# Task details
Every line of the data that contains the string "title" must be copied.

##############################

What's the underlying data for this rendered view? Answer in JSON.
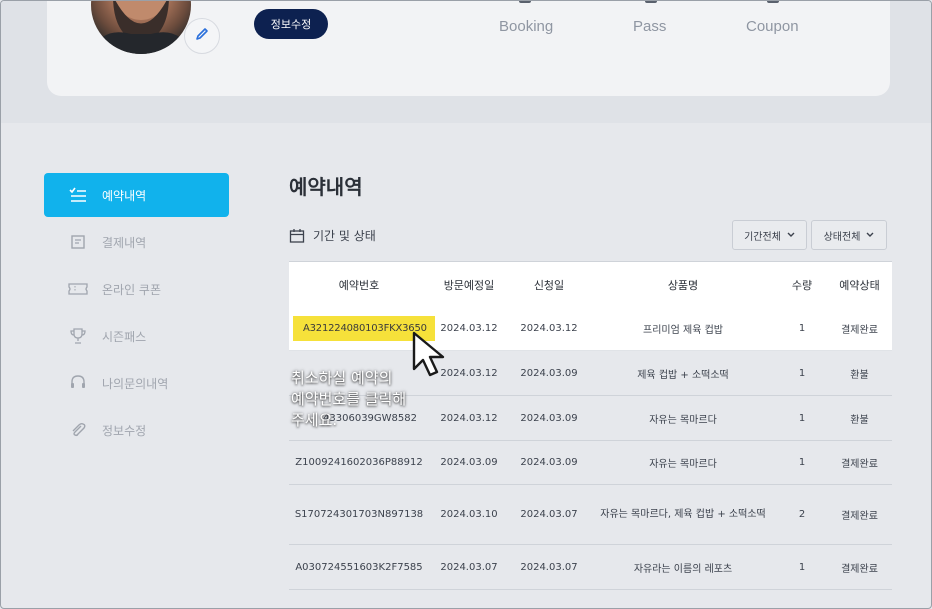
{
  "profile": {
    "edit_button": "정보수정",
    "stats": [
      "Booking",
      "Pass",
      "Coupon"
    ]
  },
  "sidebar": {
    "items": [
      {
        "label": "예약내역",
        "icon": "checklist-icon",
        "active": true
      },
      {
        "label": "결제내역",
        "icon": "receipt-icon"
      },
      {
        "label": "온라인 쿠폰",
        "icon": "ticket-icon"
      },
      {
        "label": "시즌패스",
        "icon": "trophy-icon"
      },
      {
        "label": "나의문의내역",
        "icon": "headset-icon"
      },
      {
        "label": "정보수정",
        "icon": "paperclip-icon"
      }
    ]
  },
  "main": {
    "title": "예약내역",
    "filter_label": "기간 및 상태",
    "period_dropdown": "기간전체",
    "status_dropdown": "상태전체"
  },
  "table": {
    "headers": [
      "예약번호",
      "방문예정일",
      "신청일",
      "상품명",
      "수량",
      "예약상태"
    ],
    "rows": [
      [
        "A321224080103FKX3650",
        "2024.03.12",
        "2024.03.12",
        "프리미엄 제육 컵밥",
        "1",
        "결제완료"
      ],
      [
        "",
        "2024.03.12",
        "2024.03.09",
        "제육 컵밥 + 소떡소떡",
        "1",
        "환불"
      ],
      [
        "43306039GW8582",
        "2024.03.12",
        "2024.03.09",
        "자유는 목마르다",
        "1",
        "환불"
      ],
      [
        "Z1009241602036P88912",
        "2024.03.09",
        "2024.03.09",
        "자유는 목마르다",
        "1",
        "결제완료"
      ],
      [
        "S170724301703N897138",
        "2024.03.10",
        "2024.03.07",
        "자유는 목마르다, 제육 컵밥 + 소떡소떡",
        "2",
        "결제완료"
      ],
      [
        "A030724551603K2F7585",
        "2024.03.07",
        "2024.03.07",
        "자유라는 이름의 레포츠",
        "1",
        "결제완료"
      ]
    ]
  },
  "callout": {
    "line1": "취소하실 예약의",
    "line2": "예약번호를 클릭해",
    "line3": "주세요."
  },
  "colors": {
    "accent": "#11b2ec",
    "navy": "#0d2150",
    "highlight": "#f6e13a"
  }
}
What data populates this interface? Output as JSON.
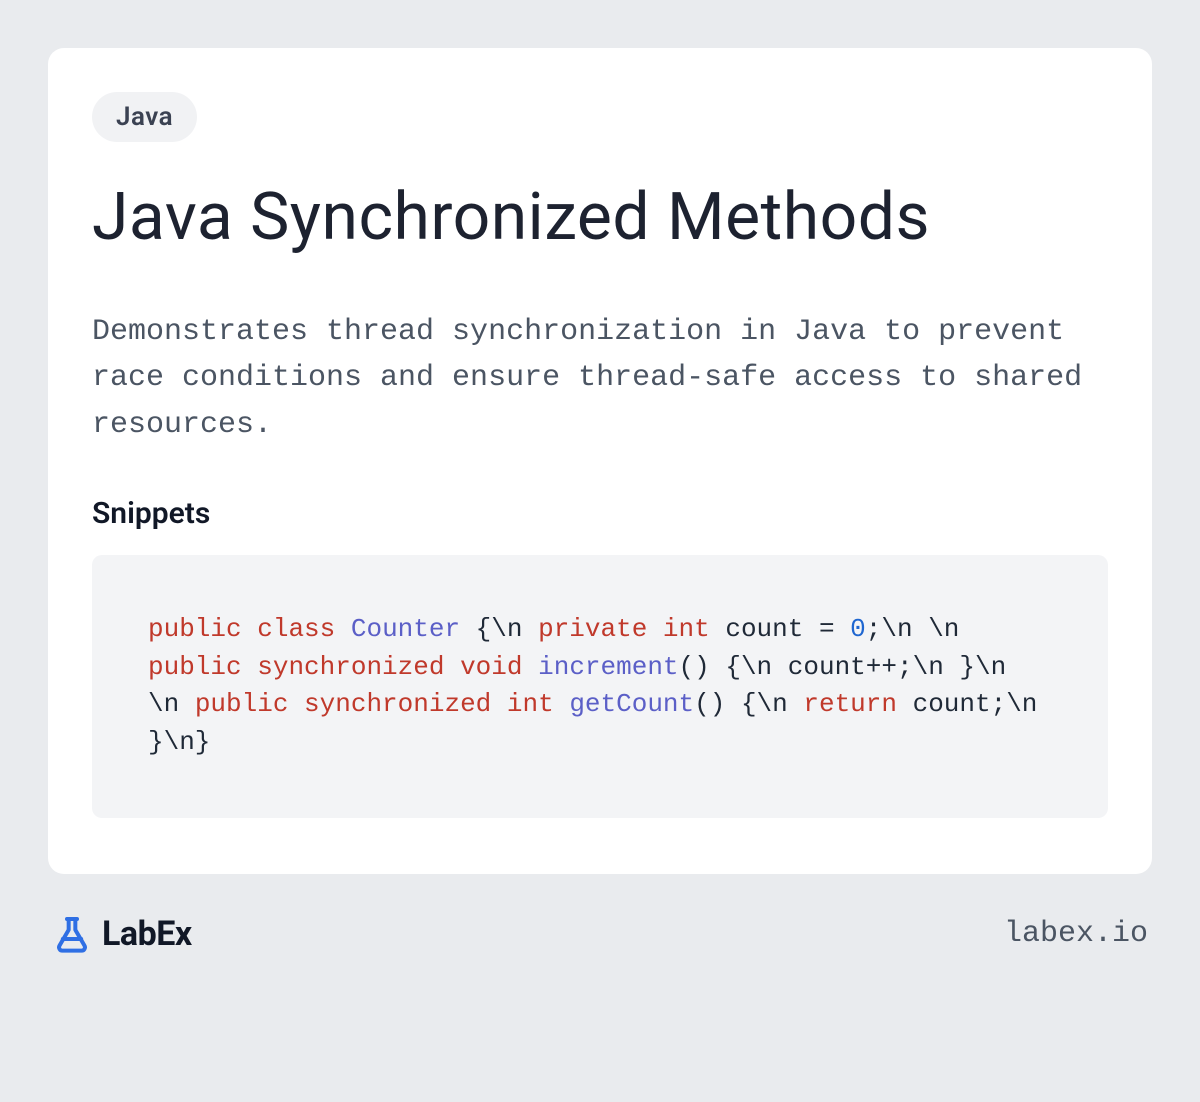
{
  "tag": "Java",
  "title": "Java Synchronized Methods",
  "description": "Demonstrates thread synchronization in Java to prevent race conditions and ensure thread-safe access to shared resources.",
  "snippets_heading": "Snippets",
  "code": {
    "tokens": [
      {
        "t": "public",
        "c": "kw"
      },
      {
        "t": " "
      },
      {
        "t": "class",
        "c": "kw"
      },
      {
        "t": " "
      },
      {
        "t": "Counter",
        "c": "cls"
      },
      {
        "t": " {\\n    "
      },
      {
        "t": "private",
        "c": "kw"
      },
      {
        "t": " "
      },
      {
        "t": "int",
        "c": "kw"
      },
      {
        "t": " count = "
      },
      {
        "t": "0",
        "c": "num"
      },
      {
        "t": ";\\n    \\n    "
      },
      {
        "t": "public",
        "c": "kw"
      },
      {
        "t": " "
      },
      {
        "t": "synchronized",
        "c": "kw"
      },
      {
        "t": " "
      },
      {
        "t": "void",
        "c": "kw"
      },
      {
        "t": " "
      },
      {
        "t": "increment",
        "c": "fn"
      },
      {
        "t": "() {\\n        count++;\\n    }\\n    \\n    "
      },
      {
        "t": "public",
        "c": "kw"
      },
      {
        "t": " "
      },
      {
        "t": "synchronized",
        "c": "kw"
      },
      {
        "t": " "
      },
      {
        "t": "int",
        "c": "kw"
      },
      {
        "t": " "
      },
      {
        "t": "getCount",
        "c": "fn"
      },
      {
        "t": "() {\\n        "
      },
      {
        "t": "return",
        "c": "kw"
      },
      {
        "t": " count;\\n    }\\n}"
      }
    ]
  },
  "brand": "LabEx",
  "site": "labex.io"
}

##############################

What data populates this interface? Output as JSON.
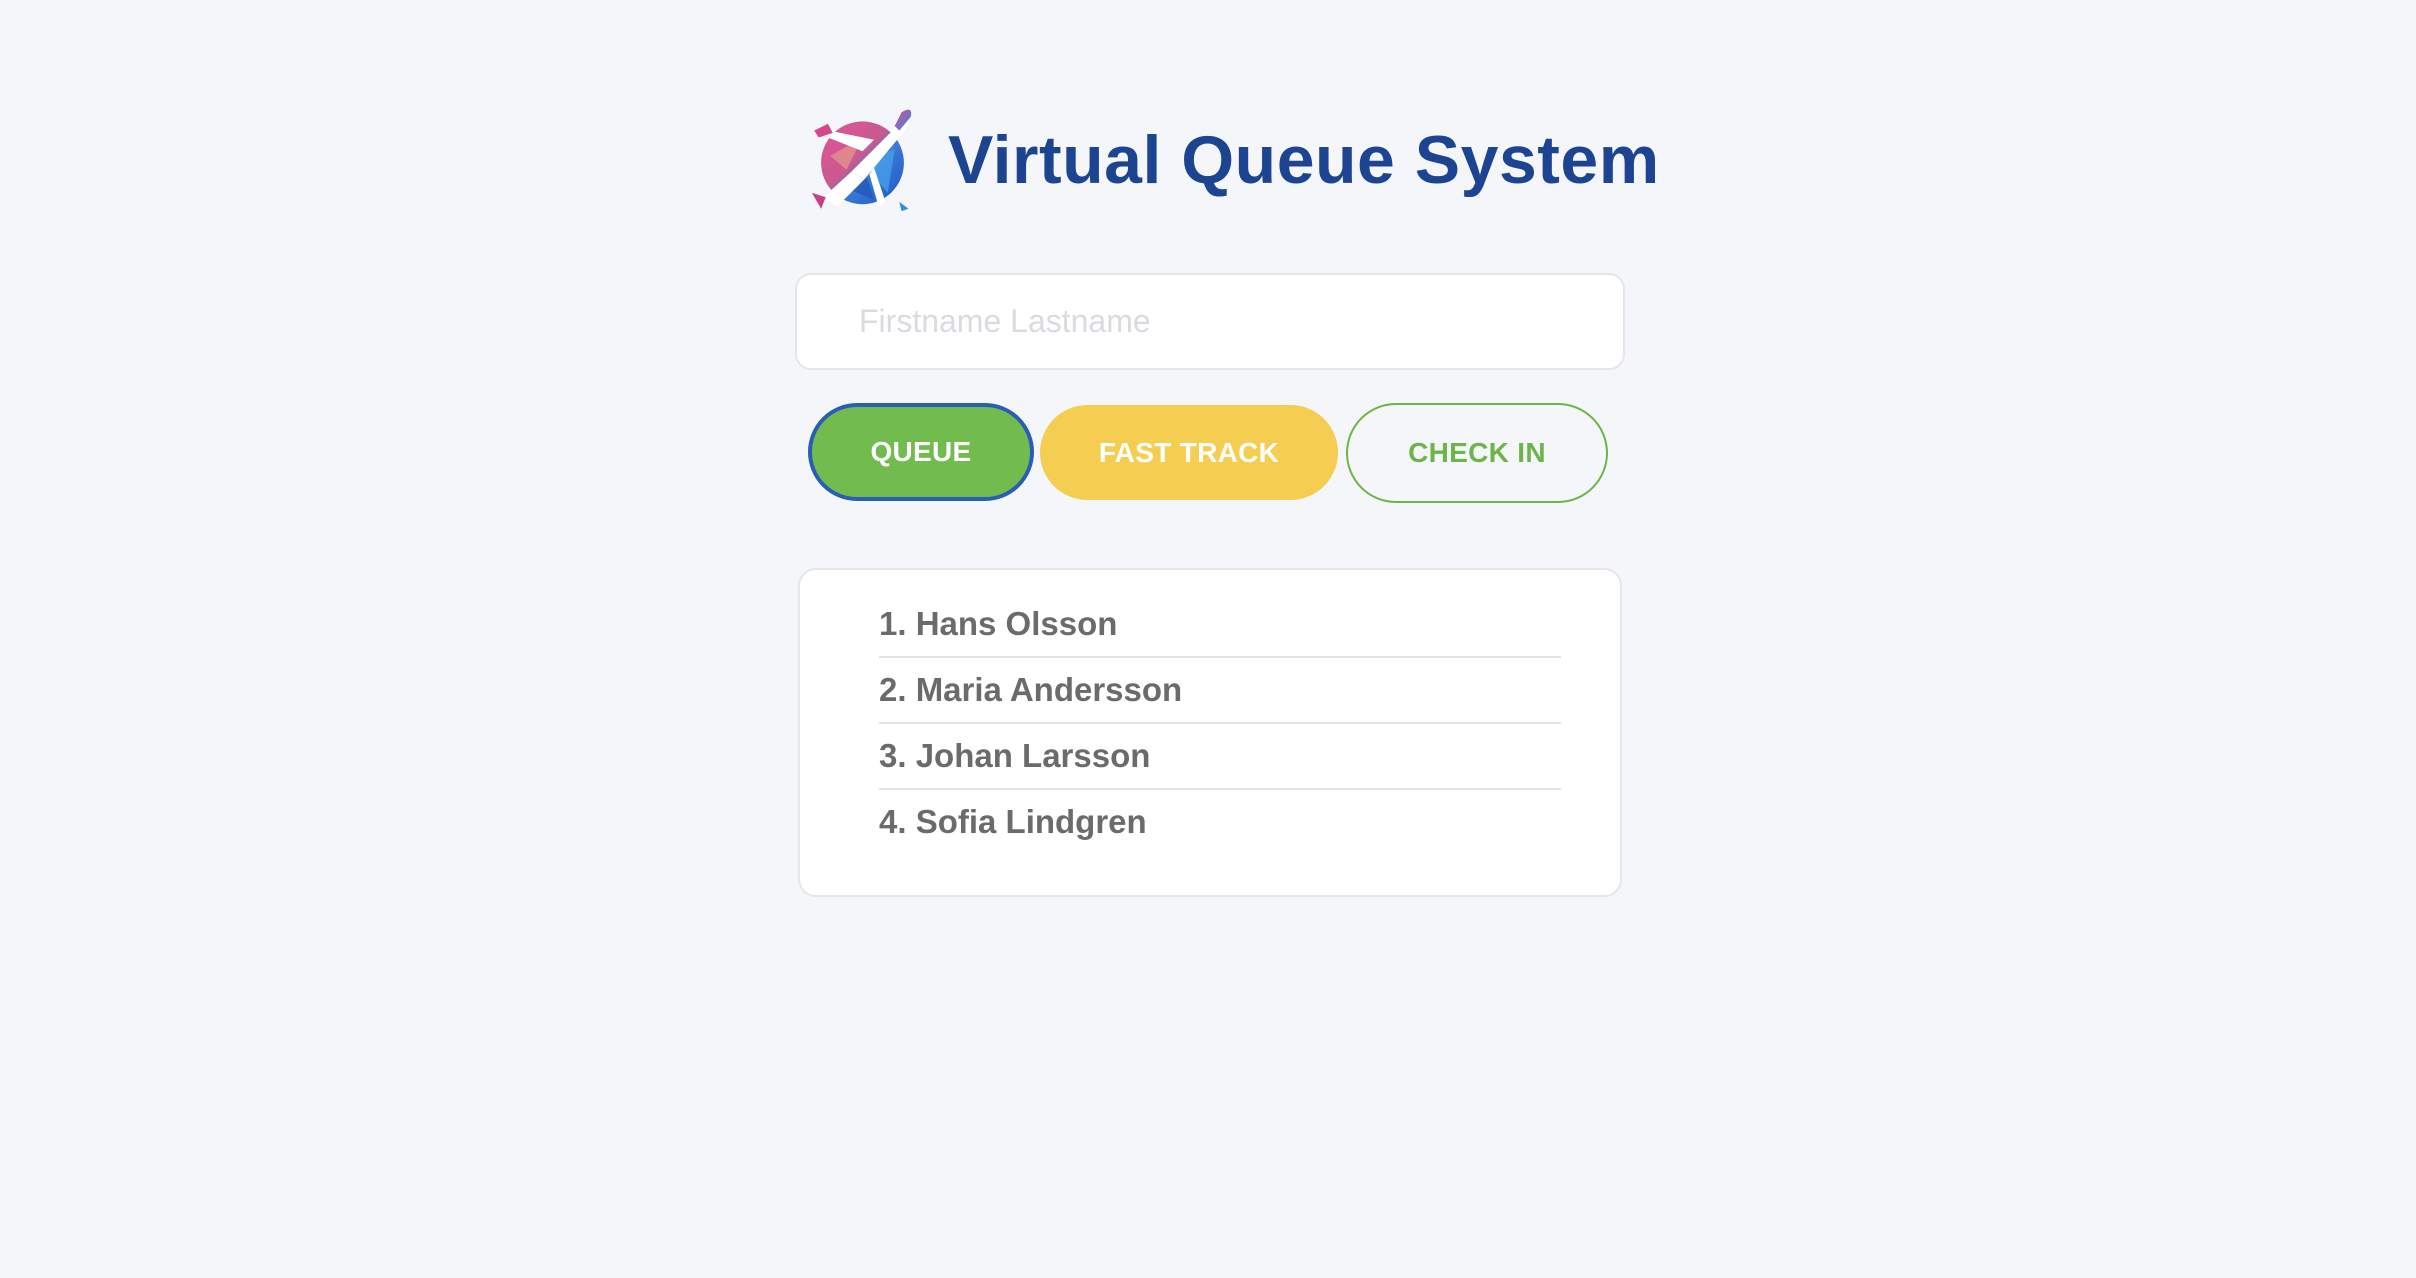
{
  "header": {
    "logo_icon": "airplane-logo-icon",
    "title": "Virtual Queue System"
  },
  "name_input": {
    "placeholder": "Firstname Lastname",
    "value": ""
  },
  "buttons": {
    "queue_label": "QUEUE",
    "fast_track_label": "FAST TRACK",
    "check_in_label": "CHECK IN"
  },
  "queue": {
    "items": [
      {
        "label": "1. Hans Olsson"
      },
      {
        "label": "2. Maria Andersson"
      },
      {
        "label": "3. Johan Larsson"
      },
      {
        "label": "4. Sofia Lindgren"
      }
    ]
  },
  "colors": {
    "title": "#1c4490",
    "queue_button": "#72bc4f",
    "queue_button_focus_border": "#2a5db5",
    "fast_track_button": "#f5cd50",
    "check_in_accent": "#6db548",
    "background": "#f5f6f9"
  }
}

##############################

# Exercise solution
    "title": "예약내역",
  "title": "Java Synchronized Methods",
    "title": "Virtual Queue System"
    "title": "#1c4490",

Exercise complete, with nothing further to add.